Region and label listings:
— Begin —

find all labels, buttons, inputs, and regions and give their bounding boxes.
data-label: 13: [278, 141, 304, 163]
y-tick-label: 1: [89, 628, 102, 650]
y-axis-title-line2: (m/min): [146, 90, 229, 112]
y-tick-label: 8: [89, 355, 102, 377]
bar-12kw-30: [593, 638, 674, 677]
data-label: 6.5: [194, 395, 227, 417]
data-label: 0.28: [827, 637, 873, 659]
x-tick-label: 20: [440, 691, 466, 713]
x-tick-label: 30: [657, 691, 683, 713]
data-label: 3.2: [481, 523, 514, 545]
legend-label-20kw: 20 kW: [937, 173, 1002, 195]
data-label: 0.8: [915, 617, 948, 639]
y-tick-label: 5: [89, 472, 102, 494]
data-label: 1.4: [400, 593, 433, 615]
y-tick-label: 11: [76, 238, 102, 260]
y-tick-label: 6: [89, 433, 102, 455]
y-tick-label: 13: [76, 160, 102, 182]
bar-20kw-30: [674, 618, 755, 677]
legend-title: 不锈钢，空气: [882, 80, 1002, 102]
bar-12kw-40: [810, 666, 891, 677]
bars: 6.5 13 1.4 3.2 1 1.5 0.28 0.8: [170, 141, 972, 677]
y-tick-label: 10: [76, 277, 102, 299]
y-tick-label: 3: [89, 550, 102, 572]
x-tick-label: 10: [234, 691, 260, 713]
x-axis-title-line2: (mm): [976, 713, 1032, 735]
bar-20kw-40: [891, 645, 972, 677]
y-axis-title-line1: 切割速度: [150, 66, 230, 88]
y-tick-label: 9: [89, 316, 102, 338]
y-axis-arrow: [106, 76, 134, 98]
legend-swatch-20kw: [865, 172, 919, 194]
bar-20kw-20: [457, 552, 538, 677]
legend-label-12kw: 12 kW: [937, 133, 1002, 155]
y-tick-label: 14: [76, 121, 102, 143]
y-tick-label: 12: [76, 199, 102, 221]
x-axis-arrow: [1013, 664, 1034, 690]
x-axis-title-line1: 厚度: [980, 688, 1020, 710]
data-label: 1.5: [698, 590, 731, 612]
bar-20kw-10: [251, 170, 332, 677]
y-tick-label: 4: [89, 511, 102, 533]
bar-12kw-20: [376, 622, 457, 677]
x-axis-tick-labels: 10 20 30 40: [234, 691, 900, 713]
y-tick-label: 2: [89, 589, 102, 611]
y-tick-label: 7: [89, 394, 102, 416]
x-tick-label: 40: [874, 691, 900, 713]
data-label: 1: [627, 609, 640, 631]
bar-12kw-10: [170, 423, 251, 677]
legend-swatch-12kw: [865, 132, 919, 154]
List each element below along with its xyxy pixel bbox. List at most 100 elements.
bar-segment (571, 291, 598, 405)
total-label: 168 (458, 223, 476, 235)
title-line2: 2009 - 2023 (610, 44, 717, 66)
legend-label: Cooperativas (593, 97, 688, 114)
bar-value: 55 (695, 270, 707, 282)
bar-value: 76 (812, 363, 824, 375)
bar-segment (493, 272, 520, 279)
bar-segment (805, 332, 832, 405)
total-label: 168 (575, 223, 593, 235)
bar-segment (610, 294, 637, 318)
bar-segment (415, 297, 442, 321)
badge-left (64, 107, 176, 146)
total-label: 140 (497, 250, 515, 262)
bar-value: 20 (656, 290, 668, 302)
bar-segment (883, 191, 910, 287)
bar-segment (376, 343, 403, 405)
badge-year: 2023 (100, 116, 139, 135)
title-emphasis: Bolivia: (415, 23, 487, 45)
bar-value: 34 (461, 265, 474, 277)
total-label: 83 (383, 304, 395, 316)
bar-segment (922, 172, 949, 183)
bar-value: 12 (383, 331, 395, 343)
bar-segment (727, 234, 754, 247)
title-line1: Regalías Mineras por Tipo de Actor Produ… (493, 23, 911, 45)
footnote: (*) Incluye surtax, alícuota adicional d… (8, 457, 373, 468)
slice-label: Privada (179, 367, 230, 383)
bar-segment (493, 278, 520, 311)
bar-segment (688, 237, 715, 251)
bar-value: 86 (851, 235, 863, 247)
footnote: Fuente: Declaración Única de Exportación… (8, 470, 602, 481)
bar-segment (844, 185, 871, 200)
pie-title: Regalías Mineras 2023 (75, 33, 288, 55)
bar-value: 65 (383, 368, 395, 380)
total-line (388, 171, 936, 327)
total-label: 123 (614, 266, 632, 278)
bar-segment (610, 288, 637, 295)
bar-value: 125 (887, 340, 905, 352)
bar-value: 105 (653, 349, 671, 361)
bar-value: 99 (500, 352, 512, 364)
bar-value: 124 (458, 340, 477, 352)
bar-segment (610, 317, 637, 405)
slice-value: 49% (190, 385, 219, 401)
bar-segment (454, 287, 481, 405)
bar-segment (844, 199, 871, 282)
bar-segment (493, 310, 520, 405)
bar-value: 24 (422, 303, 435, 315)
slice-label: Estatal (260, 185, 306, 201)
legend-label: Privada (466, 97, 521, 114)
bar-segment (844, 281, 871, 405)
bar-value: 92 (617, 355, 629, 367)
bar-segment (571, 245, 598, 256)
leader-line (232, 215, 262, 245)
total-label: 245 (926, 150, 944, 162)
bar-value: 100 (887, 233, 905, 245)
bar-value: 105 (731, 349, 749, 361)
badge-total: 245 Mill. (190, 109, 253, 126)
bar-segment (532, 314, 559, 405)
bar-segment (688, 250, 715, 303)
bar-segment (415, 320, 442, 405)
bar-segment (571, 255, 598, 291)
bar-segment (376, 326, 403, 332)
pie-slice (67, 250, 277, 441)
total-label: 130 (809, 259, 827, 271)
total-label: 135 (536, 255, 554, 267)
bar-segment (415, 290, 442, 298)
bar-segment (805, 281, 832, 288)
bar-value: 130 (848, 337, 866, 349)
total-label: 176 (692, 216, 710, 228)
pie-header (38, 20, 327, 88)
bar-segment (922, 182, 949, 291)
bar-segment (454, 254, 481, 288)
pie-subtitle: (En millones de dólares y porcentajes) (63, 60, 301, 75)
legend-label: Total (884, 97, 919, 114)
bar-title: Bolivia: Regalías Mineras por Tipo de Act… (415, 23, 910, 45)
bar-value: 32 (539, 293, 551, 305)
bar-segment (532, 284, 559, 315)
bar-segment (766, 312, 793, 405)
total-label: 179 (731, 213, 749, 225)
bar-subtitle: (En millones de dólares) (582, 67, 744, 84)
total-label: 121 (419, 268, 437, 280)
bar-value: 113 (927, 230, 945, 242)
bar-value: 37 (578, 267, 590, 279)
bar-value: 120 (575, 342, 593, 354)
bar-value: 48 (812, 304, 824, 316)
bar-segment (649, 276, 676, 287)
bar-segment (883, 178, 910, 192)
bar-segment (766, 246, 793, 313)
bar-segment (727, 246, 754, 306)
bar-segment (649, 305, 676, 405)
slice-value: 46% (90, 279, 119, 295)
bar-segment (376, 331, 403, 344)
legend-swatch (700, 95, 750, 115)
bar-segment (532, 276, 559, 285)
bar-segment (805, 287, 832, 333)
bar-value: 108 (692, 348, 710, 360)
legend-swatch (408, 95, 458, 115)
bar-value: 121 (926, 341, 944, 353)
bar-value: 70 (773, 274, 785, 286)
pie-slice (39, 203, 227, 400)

— End —

Reproduce every line of the data above verbatim, from beginning to end, without altering, omitting, or reordering anything.

find all labels, buttons, inputs, and regions and give their bounding boxes.
data-label: 13: [278, 141, 304, 163]
y-tick-label: 1: [89, 628, 102, 650]
y-axis-title-line2: (m/min): [146, 90, 229, 112]
y-tick-label: 8: [89, 355, 102, 377]
bar-12kw-30: [593, 638, 674, 677]
data-label: 6.5: [194, 395, 227, 417]
data-label: 0.28: [827, 637, 873, 659]
x-tick-label: 20: [440, 691, 466, 713]
x-tick-label: 30: [657, 691, 683, 713]
data-label: 3.2: [481, 523, 514, 545]
legend-label-20kw: 20 kW: [937, 173, 1002, 195]
data-label: 0.8: [915, 617, 948, 639]
y-tick-label: 5: [89, 472, 102, 494]
data-label: 1.4: [400, 593, 433, 615]
y-tick-label: 11: [76, 238, 102, 260]
y-tick-label: 6: [89, 433, 102, 455]
y-tick-label: 13: [76, 160, 102, 182]
bar-20kw-30: [674, 618, 755, 677]
legend-title: 不锈钢，空气: [882, 80, 1002, 102]
bar-12kw-40: [810, 666, 891, 677]
bars: 6.5 13 1.4 3.2 1 1.5 0.28 0.8: [170, 141, 972, 677]
y-tick-label: 10: [76, 277, 102, 299]
y-tick-label: 3: [89, 550, 102, 572]
x-tick-label: 10: [234, 691, 260, 713]
x-axis-title-line2: (mm): [976, 713, 1032, 735]
bar-20kw-40: [891, 645, 972, 677]
y-axis-title-line1: 切割速度: [150, 66, 230, 88]
y-tick-label: 9: [89, 316, 102, 338]
y-axis-arrow: [106, 76, 134, 98]
legend-swatch-20kw: [865, 172, 919, 194]
bar-20kw-20: [457, 552, 538, 677]
legend-label-12kw: 12 kW: [937, 133, 1002, 155]
y-tick-label: 14: [76, 121, 102, 143]
y-tick-label: 12: [76, 199, 102, 221]
x-axis-arrow: [1013, 664, 1034, 690]
x-axis-title-line1: 厚度: [980, 688, 1020, 710]
data-label: 1.5: [698, 590, 731, 612]
bar-20kw-10: [251, 170, 332, 677]
y-tick-label: 4: [89, 511, 102, 533]
bar-12kw-20: [376, 622, 457, 677]
x-axis-tick-labels: 10 20 30 40: [234, 691, 900, 713]
y-tick-label: 2: [89, 589, 102, 611]
y-tick-label: 7: [89, 394, 102, 416]
x-tick-label: 40: [874, 691, 900, 713]
data-label: 1: [627, 609, 640, 631]
bar-12kw-10: [170, 423, 251, 677]
legend-swatch-12kw: [865, 132, 919, 154]
List each element below along with its xyxy pixel bbox. List at most 100 elements.
bar-segment (571, 291, 598, 405)
total-label: 168 (458, 223, 476, 235)
title-line2: 2009 - 2023 (610, 44, 717, 66)
legend-label: Cooperativas (593, 97, 688, 114)
bar-value: 55 (695, 270, 707, 282)
bar-value: 76 (812, 363, 824, 375)
bar-segment (493, 272, 520, 279)
bar-segment (805, 332, 832, 405)
total-label: 168 (575, 223, 593, 235)
bar-segment (610, 294, 637, 318)
bar-segment (415, 297, 442, 321)
badge-left (64, 107, 176, 146)
total-label: 140 (497, 250, 515, 262)
bar-value: 20 (656, 290, 668, 302)
bar-segment (883, 191, 910, 287)
bar-segment (376, 343, 403, 405)
badge-year: 2023 (100, 116, 139, 135)
title-emphasis: Bolivia: (415, 23, 487, 45)
bar-value: 34 (461, 265, 474, 277)
total-label: 83 (383, 304, 395, 316)
bar-segment (922, 172, 949, 183)
bar-value: 12 (383, 331, 395, 343)
bar-segment (727, 234, 754, 247)
title-line1: Regalías Mineras por Tipo de Actor Produ… (493, 23, 911, 45)
footnote: (*) Incluye surtax, alícuota adicional d… (8, 457, 373, 468)
slice-label: Privada (179, 367, 230, 383)
bar-segment (493, 278, 520, 311)
bar-segment (688, 237, 715, 251)
bar-value: 86 (851, 235, 863, 247)
footnote: Fuente: Declaración Única de Exportación… (8, 470, 602, 481)
bar-segment (844, 185, 871, 200)
pie-title: Regalías Mineras 2023 (75, 33, 288, 55)
bar-value: 65 (383, 368, 395, 380)
total-line (388, 171, 936, 327)
total-label: 123 (614, 266, 632, 278)
bar-segment (610, 288, 637, 295)
bar-value: 125 (887, 340, 905, 352)
bar-value: 105 (653, 349, 671, 361)
bar-value: 99 (500, 352, 512, 364)
bar-value: 124 (458, 340, 477, 352)
bar-segment (610, 317, 637, 405)
slice-value: 49% (190, 385, 219, 401)
bar-segment (454, 287, 481, 405)
bar-segment (844, 199, 871, 282)
bar-segment (493, 310, 520, 405)
bar-value: 24 (422, 303, 435, 315)
slice-label: Estatal (260, 185, 306, 201)
legend-label: Privada (466, 97, 521, 114)
bar-segment (844, 281, 871, 405)
bar-value: 92 (617, 355, 629, 367)
bar-segment (571, 245, 598, 256)
leader-line (232, 215, 262, 245)
total-label: 245 (926, 150, 944, 162)
bar-value: 100 (887, 233, 905, 245)
bar-value: 105 (731, 349, 749, 361)
badge-total: 245 Mill. (190, 109, 253, 126)
bar-segment (532, 314, 559, 405)
bar-segment (688, 250, 715, 303)
bar-segment (415, 320, 442, 405)
bar-segment (571, 255, 598, 291)
bar-segment (376, 326, 403, 332)
pie-slice (67, 250, 277, 441)
total-label: 130 (809, 259, 827, 271)
total-label: 135 (536, 255, 554, 267)
bar-segment (415, 290, 442, 298)
bar-segment (805, 281, 832, 288)
bar-value: 130 (848, 337, 866, 349)
total-label: 176 (692, 216, 710, 228)
pie-header (38, 20, 327, 88)
bar-segment (922, 182, 949, 291)
bar-segment (454, 254, 481, 288)
pie-subtitle: (En millones de dólares y porcentajes) (63, 60, 301, 75)
legend-label: Total (884, 97, 919, 114)
bar-title: Bolivia: Regalías Mineras por Tipo de Act… (415, 23, 910, 45)
bar-value: 32 (539, 293, 551, 305)
bar-segment (532, 284, 559, 315)
bar-segment (766, 312, 793, 405)
total-label: 179 (731, 213, 749, 225)
bar-subtitle: (En millones de dólares) (582, 67, 744, 84)
total-label: 121 (419, 268, 437, 280)
bar-value: 113 (927, 230, 945, 242)
bar-value: 37 (578, 267, 590, 279)
bar-value: 120 (575, 342, 593, 354)
bar-value: 48 (812, 304, 824, 316)
bar-segment (649, 276, 676, 287)
bar-segment (883, 178, 910, 192)
bar-segment (766, 246, 793, 313)
bar-segment (727, 246, 754, 306)
bar-segment (649, 305, 676, 405)
slice-value: 46% (90, 279, 119, 295)
bar-segment (376, 331, 403, 344)
legend-swatch (700, 95, 750, 115)
bar-segment (532, 276, 559, 285)
bar-segment (805, 287, 832, 333)
bar-value: 108 (692, 348, 710, 360)
legend-swatch (408, 95, 458, 115)
bar-value: 121 (926, 341, 944, 353)
bar-value: 70 (773, 274, 785, 286)
pie-slice (39, 203, 227, 400)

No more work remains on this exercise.